## Directions
Copy out the listing in full, exactly as written, but not its pictures.
§
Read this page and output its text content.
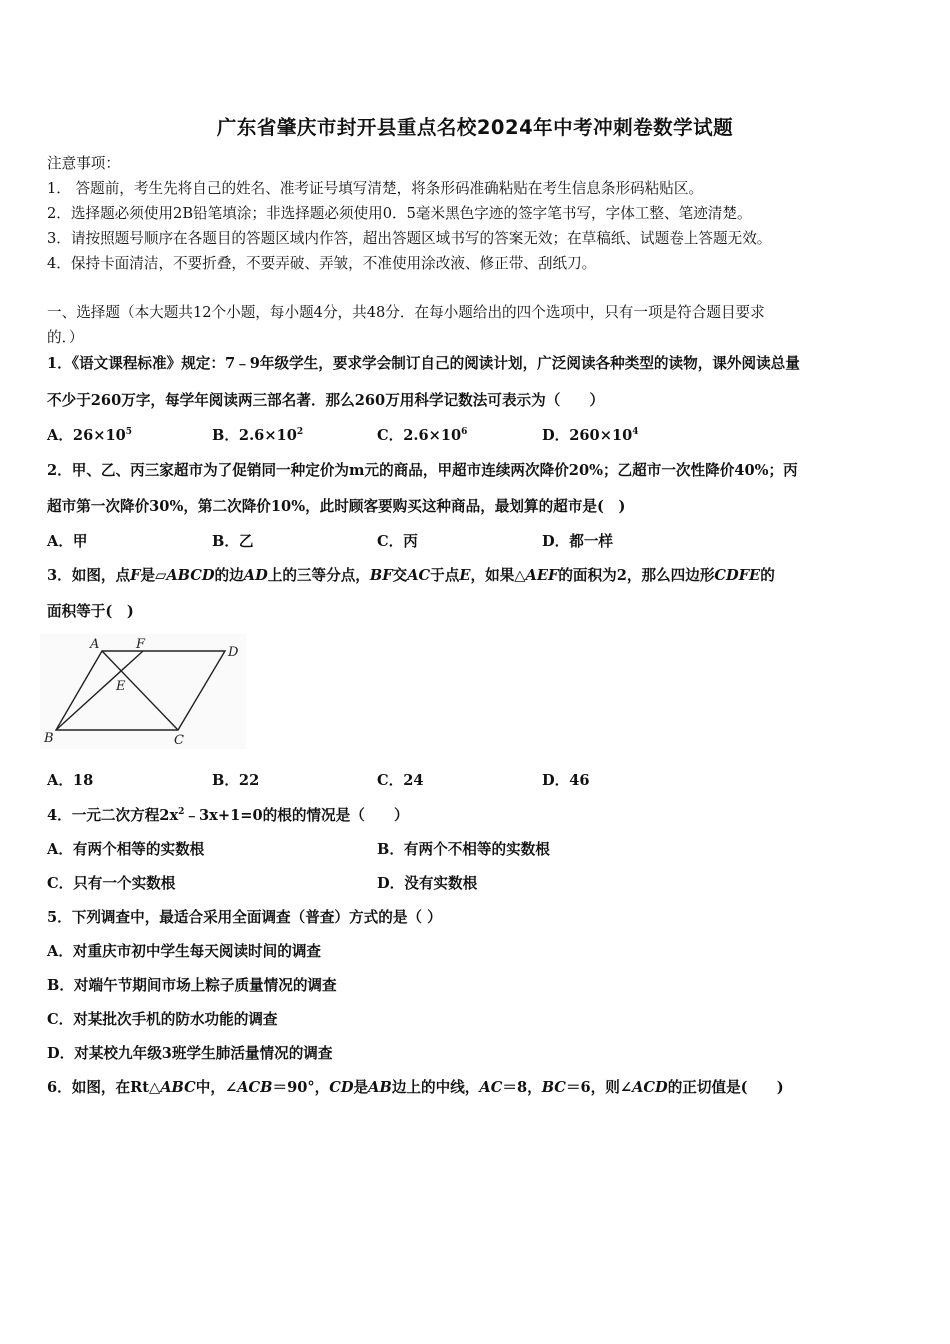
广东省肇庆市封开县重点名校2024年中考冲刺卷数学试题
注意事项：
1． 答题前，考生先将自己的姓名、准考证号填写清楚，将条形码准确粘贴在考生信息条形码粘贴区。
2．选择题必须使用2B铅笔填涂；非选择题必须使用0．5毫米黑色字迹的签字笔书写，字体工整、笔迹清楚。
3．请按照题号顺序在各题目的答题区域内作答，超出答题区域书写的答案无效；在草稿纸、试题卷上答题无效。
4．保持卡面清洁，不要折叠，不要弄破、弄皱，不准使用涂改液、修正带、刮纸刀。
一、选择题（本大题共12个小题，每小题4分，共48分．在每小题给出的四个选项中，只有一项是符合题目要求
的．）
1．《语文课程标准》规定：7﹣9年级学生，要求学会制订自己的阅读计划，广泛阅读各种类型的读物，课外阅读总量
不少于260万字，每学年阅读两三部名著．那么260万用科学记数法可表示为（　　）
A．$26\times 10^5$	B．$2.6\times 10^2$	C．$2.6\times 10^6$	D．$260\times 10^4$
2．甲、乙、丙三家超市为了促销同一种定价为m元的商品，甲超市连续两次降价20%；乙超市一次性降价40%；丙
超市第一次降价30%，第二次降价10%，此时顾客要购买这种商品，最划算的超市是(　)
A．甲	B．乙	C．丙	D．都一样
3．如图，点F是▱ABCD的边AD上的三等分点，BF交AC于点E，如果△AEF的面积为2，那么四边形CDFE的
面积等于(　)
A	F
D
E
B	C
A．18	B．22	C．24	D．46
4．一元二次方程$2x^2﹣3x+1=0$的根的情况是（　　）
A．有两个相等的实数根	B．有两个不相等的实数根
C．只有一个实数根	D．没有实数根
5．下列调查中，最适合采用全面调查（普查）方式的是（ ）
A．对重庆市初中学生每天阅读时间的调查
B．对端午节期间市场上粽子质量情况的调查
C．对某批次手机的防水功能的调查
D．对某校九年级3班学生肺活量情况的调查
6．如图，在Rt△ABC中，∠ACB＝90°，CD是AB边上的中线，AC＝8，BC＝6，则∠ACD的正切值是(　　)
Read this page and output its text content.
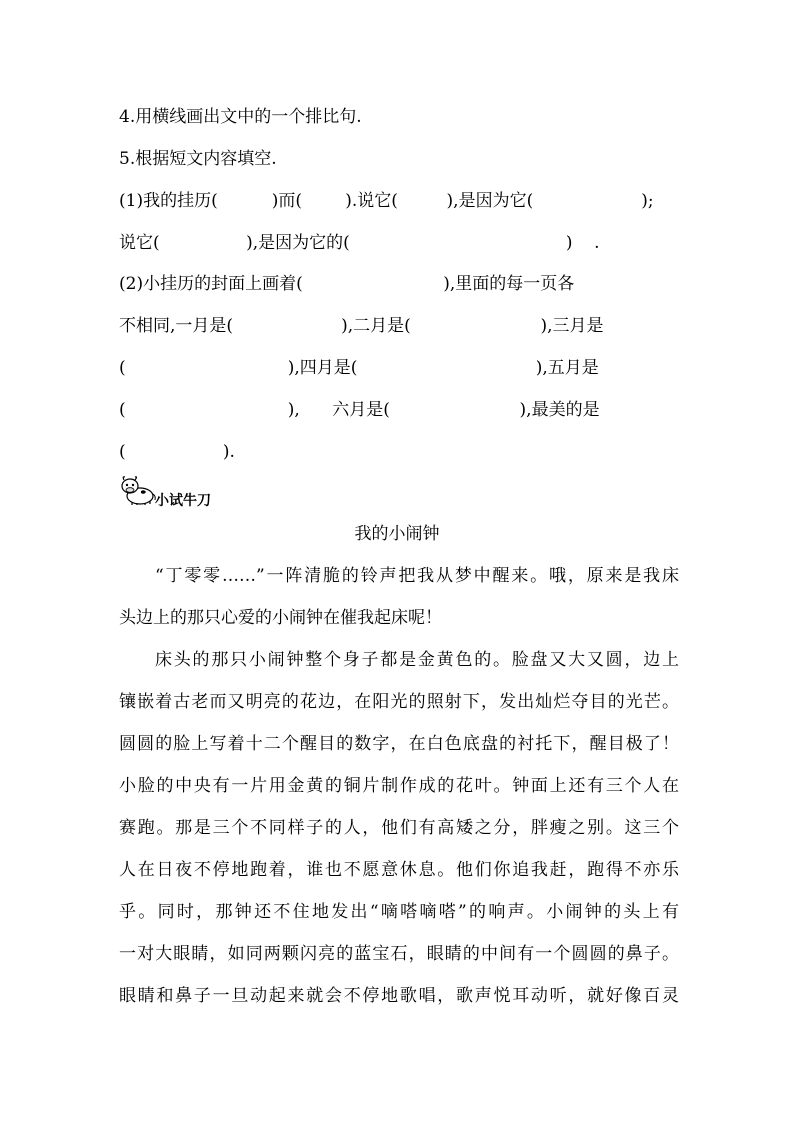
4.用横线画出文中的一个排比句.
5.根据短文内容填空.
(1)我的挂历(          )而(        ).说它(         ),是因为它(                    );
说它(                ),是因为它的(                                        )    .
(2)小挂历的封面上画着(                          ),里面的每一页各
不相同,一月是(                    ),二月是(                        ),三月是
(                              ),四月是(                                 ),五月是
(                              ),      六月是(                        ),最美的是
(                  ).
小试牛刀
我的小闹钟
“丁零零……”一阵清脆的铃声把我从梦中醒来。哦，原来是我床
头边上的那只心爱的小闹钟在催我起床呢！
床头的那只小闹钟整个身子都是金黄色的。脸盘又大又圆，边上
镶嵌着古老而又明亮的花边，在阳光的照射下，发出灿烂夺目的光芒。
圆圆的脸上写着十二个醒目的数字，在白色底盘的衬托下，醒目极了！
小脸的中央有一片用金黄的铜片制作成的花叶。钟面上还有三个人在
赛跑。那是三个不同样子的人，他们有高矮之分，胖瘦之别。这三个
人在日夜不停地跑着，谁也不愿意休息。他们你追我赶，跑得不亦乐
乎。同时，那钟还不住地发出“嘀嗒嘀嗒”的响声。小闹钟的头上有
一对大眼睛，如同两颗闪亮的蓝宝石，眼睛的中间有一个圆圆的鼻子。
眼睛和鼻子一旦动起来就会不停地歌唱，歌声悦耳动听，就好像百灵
§
## Exercise solution
Read this page and output its text content.
广东省肇庆市封开县重点名校2024年中考冲刺卷数学试题
注意事项：
1． 答题前，考生先将自己的姓名、准考证号填写清楚，将条形码准确粘贴在考生信息条形码粘贴区。
2．选择题必须使用2B铅笔填涂；非选择题必须使用0．5毫米黑色字迹的签字笔书写，字体工整、笔迹清楚。
3．请按照题号顺序在各题目的答题区域内作答，超出答题区域书写的答案无效；在草稿纸、试题卷上答题无效。
4．保持卡面清洁，不要折叠，不要弄破、弄皱，不准使用涂改液、修正带、刮纸刀。
一、选择题（本大题共12个小题，每小题4分，共48分．在每小题给出的四个选项中，只有一项是符合题目要求
的．）
1．《语文课程标准》规定：7﹣9年级学生，要求学会制订自己的阅读计划，广泛阅读各种类型的读物，课外阅读总量
不少于260万字，每学年阅读两三部名著．那么260万用科学记数法可表示为（　　）
A．$26\times 10^5$	B．$2.6\times 10^2$	C．$2.6\times 10^6$	D．$260\times 10^4$
2．甲、乙、丙三家超市为了促销同一种定价为m元的商品，甲超市连续两次降价20%；乙超市一次性降价40%；丙
超市第一次降价30%，第二次降价10%，此时顾客要购买这种商品，最划算的超市是(　)
A．甲	B．乙	C．丙	D．都一样
3．如图，点F是▱ABCD的边AD上的三等分点，BF交AC于点E，如果△AEF的面积为2，那么四边形CDFE的
面积等于(　)
A	F
D
E
B	C
A．18	B．22	C．24	D．46
4．一元二次方程$2x^2﹣3x+1=0$的根的情况是（　　）
A．有两个相等的实数根	B．有两个不相等的实数根
C．只有一个实数根	D．没有实数根
5．下列调查中，最适合采用全面调查（普查）方式的是（ ）
A．对重庆市初中学生每天阅读时间的调查
B．对端午节期间市场上粽子质量情况的调查
C．对某批次手机的防水功能的调查
D．对某校九年级3班学生肺活量情况的调查
6．如图，在Rt△ABC中，∠ACB＝90°，CD是AB边上的中线，AC＝8，BC＝6，则∠ACD的正切值是(　　)
Read this page and output its text content.
4.用横线画出文中的一个排比句.
5.根据短文内容填空.
(1)我的挂历(          )而(        ).说它(         ),是因为它(                    );
说它(                ),是因为它的(                                        )    .
(2)小挂历的封面上画着(                          ),里面的每一页各
不相同,一月是(                    ),二月是(                        ),三月是
(                              ),四月是(                                 ),五月是
(                              ),      六月是(                        ),最美的是
(                  ).
小试牛刀
我的小闹钟
“丁零零……”一阵清脆的铃声把我从梦中醒来。哦，原来是我床
头边上的那只心爱的小闹钟在催我起床呢！
床头的那只小闹钟整个身子都是金黄色的。脸盘又大又圆，边上
镶嵌着古老而又明亮的花边，在阳光的照射下，发出灿烂夺目的光芒。
圆圆的脸上写着十二个醒目的数字，在白色底盘的衬托下，醒目极了！
小脸的中央有一片用金黄的铜片制作成的花叶。钟面上还有三个人在
赛跑。那是三个不同样子的人，他们有高矮之分，胖瘦之别。这三个
人在日夜不停地跑着，谁也不愿意休息。他们你追我赶，跑得不亦乐
乎。同时，那钟还不住地发出“嘀嗒嘀嗒”的响声。小闹钟的头上有
一对大眼睛，如同两颗闪亮的蓝宝石，眼睛的中间有一个圆圆的鼻子。
眼睛和鼻子一旦动起来就会不停地歌唱，歌声悦耳动听，就好像百灵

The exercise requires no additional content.